» **WHAT THE TASK REQUIRES**: Go through the listing and pick out each line with the word "dalam" in it.

╭─ PROVIDED RECORDS

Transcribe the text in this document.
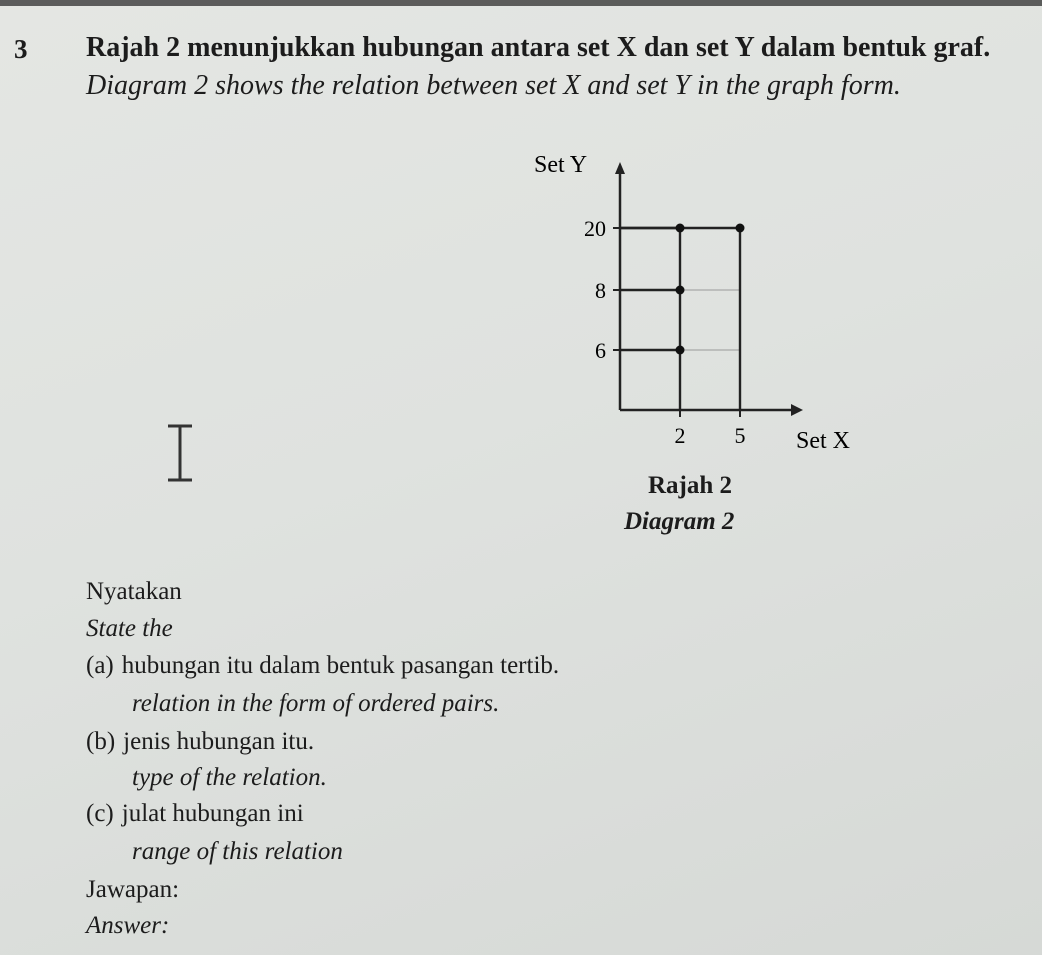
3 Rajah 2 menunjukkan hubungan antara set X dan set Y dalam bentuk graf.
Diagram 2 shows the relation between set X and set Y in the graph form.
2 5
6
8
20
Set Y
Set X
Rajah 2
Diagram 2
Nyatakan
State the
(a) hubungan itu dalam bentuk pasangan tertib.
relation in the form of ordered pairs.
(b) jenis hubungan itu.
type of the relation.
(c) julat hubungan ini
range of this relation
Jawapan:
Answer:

╰─
╭─ PROVIDED RECORDS

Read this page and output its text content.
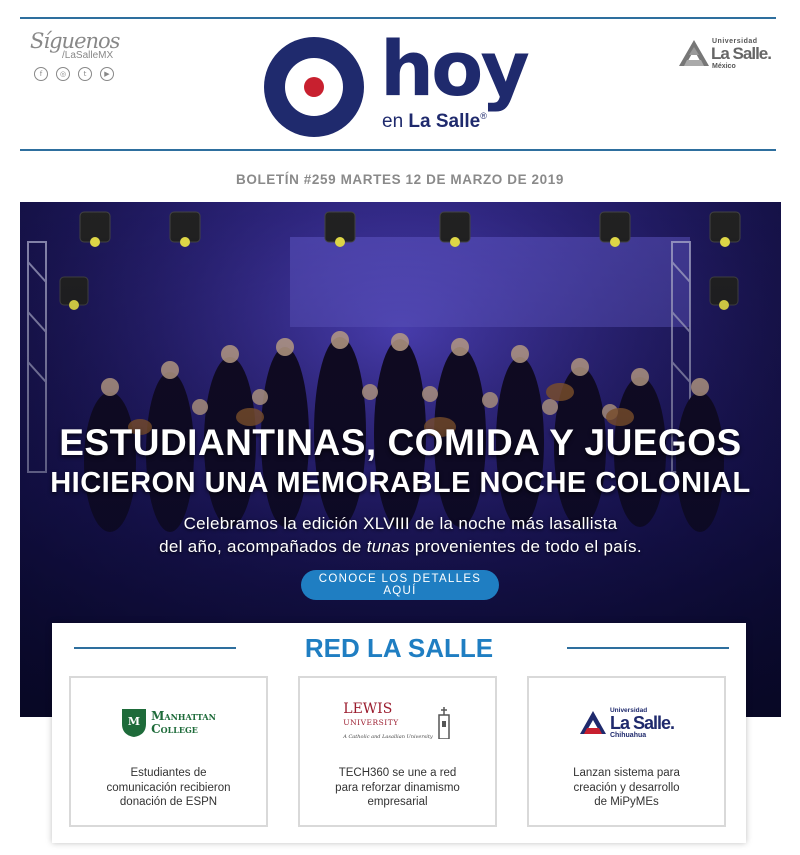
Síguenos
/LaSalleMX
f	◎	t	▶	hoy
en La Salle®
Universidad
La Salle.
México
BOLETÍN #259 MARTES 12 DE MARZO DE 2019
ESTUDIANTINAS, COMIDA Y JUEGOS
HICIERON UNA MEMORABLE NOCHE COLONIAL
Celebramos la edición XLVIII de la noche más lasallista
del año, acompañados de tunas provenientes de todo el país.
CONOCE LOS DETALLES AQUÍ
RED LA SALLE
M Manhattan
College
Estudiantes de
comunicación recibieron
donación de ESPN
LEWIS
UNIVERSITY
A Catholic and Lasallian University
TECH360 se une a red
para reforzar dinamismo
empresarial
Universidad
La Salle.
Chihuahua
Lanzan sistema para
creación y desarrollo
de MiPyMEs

╰─

» **WRITTEN SOLUTION**:
3 Rajah 2 menunjukkan hubungan antara set X dan set Y dalam bentuk graf.
(a) hubungan itu dalam bentuk pasangan tertib.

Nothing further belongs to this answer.